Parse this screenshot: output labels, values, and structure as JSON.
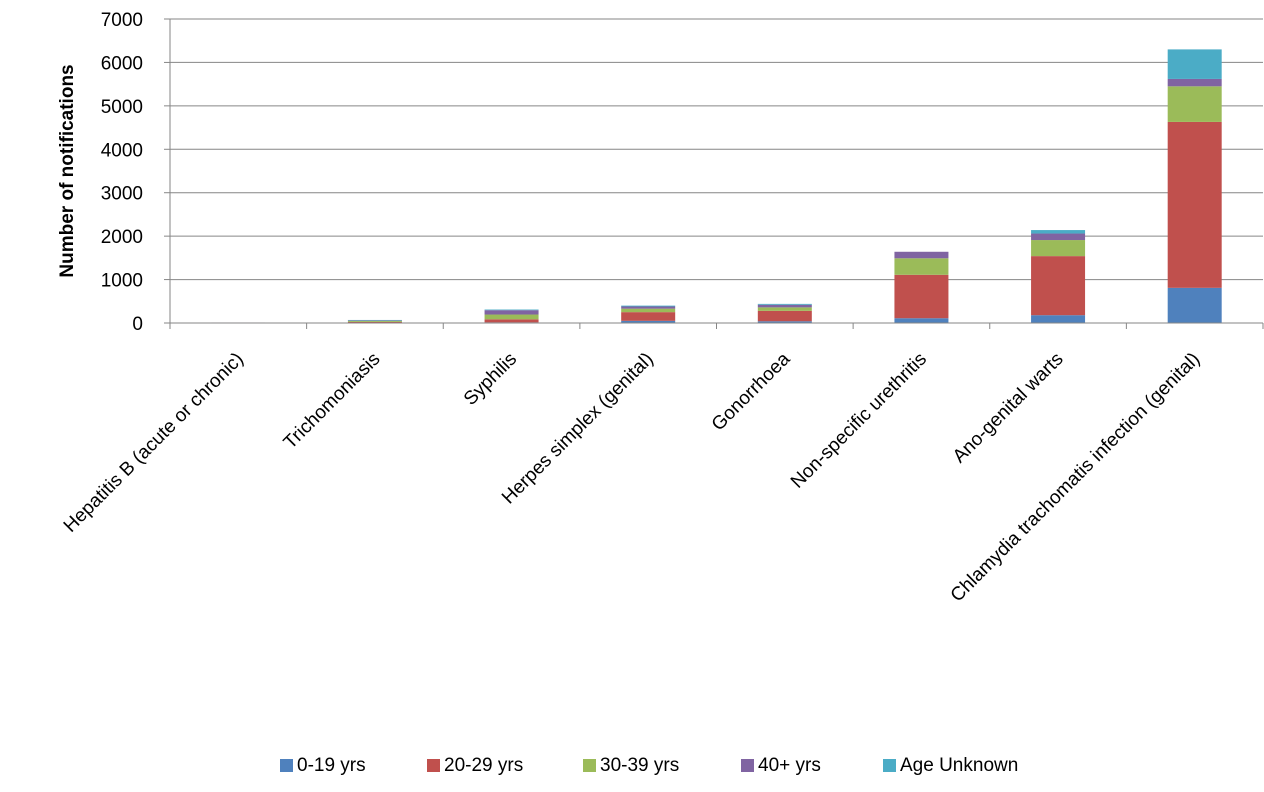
{
  "chart_data": {
    "type": "bar",
    "stacked": true,
    "title": "",
    "xlabel": "",
    "ylabel": "Number of notifications",
    "ylim": [
      0,
      7000
    ],
    "yticks": [
      0,
      1000,
      2000,
      3000,
      4000,
      5000,
      6000,
      7000
    ],
    "grid": "horizontal",
    "legend_position": "bottom",
    "categories": [
      "Hepatitis B (acute or chronic)",
      "Trichomoniasis",
      "Syphilis",
      "Herpes simplex (genital)",
      "Gonorrhoea",
      "Non-specific urethritis",
      "Ano-genital warts",
      "Chlamydia trachomatis infection (genital)"
    ],
    "series": [
      {
        "name": "0-19 yrs",
        "color": "#4F81BD",
        "values": [
          2,
          5,
          15,
          50,
          40,
          110,
          180,
          810
        ]
      },
      {
        "name": "20-29 yrs",
        "color": "#C0504D",
        "values": [
          4,
          20,
          70,
          200,
          240,
          1000,
          1360,
          3820
        ]
      },
      {
        "name": "30-39 yrs",
        "color": "#9BBB59",
        "values": [
          3,
          25,
          110,
          80,
          80,
          380,
          370,
          820
        ]
      },
      {
        "name": "40+ yrs",
        "color": "#8064A2",
        "values": [
          3,
          15,
          100,
          50,
          60,
          150,
          150,
          170
        ]
      },
      {
        "name": "Age Unknown",
        "color": "#4BACC6",
        "values": [
          0,
          5,
          15,
          20,
          20,
          0,
          80,
          680
        ]
      }
    ]
  }
}
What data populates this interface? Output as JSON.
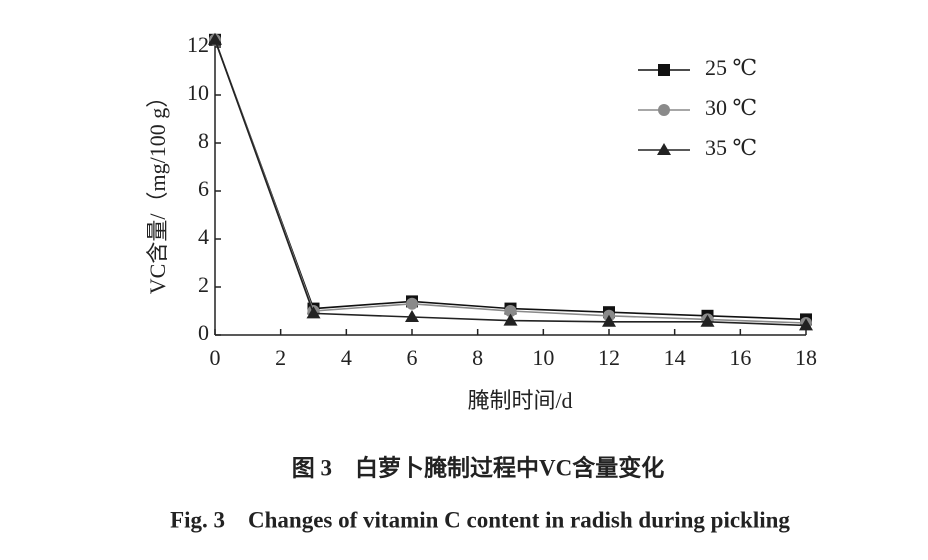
{
  "chart_data": {
    "type": "line",
    "x_label": "腌制时间/d",
    "y_label": "VC含量/（mg/100 g）",
    "caption_cn": "图 3　白萝卜腌制过程中VC含量变化",
    "caption_en": "Fig. 3　Changes of vitamin C content in radish during pickling",
    "x": [
      0,
      3,
      6,
      9,
      12,
      15,
      18
    ],
    "series": [
      {
        "name": "25 ℃",
        "color": "#111111",
        "marker": "square",
        "values": [
          12.3,
          1.1,
          1.4,
          1.1,
          0.95,
          0.8,
          0.65
        ]
      },
      {
        "name": "30 ℃",
        "color": "#8a8a8a",
        "marker": "circle",
        "values": [
          12.3,
          1.0,
          1.3,
          1.0,
          0.8,
          0.65,
          0.5
        ]
      },
      {
        "name": "35 ℃",
        "color": "#222222",
        "marker": "triangle",
        "values": [
          12.3,
          0.9,
          0.75,
          0.6,
          0.55,
          0.55,
          0.4
        ]
      }
    ],
    "xlim": [
      0,
      18
    ],
    "xticks": [
      0,
      2,
      4,
      6,
      8,
      10,
      12,
      14,
      16,
      18
    ],
    "ylim": [
      0,
      12.5
    ],
    "yticks": [
      0,
      2,
      4,
      6,
      8,
      10,
      12
    ],
    "grid": false,
    "legend": "upper right"
  }
}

• **What to do**: Pictures excluded, quote all the data above exactly.

• **Task solution**:
Parse this screenshot: output labels, values, and structure as JSON.
{
  "chart_data": {
    "type": "bar",
    "stacked": true,
    "title": "",
    "xlabel": "",
    "ylabel": "Number of notifications",
    "ylim": [
      0,
      7000
    ],
    "yticks": [
      0,
      1000,
      2000,
      3000,
      4000,
      5000,
      6000,
      7000
    ],
    "grid": "horizontal",
    "legend_position": "bottom",
    "categories": [
      "Hepatitis B (acute or chronic)",
      "Trichomoniasis",
      "Syphilis",
      "Herpes simplex (genital)",
      "Gonorrhoea",
      "Non-specific urethritis",
      "Ano-genital warts",
      "Chlamydia trachomatis infection (genital)"
    ],
    "series": [
      {
        "name": "0-19 yrs",
        "color": "#4F81BD",
        "values": [
          2,
          5,
          15,
          50,
          40,
          110,
          180,
          810
        ]
      },
      {
        "name": "20-29 yrs",
        "color": "#C0504D",
        "values": [
          4,
          20,
          70,
          200,
          240,
          1000,
          1360,
          3820
        ]
      },
      {
        "name": "30-39 yrs",
        "color": "#9BBB59",
        "values": [
          3,
          25,
          110,
          80,
          80,
          380,
          370,
          820
        ]
      },
      {
        "name": "40+ yrs",
        "color": "#8064A2",
        "values": [
          3,
          15,
          100,
          50,
          60,
          150,
          150,
          170
        ]
      },
      {
        "name": "Age Unknown",
        "color": "#4BACC6",
        "values": [
          0,
          5,
          15,
          20,
          20,
          0,
          80,
          680
        ]
      }
    ]
  }
}
What data populates this interface? Output as JSON.
{
  "chart_data": {
    "type": "line",
    "x_label": "腌制时间/d",
    "y_label": "VC含量/（mg/100 g）",
    "caption_cn": "图 3　白萝卜腌制过程中VC含量变化",
    "caption_en": "Fig. 3　Changes of vitamin C content in radish during pickling",
    "x": [
      0,
      3,
      6,
      9,
      12,
      15,
      18
    ],
    "series": [
      {
        "name": "25 ℃",
        "color": "#111111",
        "marker": "square",
        "values": [
          12.3,
          1.1,
          1.4,
          1.1,
          0.95,
          0.8,
          0.65
        ]
      },
      {
        "name": "30 ℃",
        "color": "#8a8a8a",
        "marker": "circle",
        "values": [
          12.3,
          1.0,
          1.3,
          1.0,
          0.8,
          0.65,
          0.5
        ]
      },
      {
        "name": "35 ℃",
        "color": "#222222",
        "marker": "triangle",
        "values": [
          12.3,
          0.9,
          0.75,
          0.6,
          0.55,
          0.55,
          0.4
        ]
      }
    ],
    "xlim": [
      0,
      18
    ],
    "xticks": [
      0,
      2,
      4,
      6,
      8,
      10,
      12,
      14,
      16,
      18
    ],
    "ylim": [
      0,
      12.5
    ],
    "yticks": [
      0,
      2,
      4,
      6,
      8,
      10,
      12
    ],
    "grid": false,
    "legend": "upper right"
  }
}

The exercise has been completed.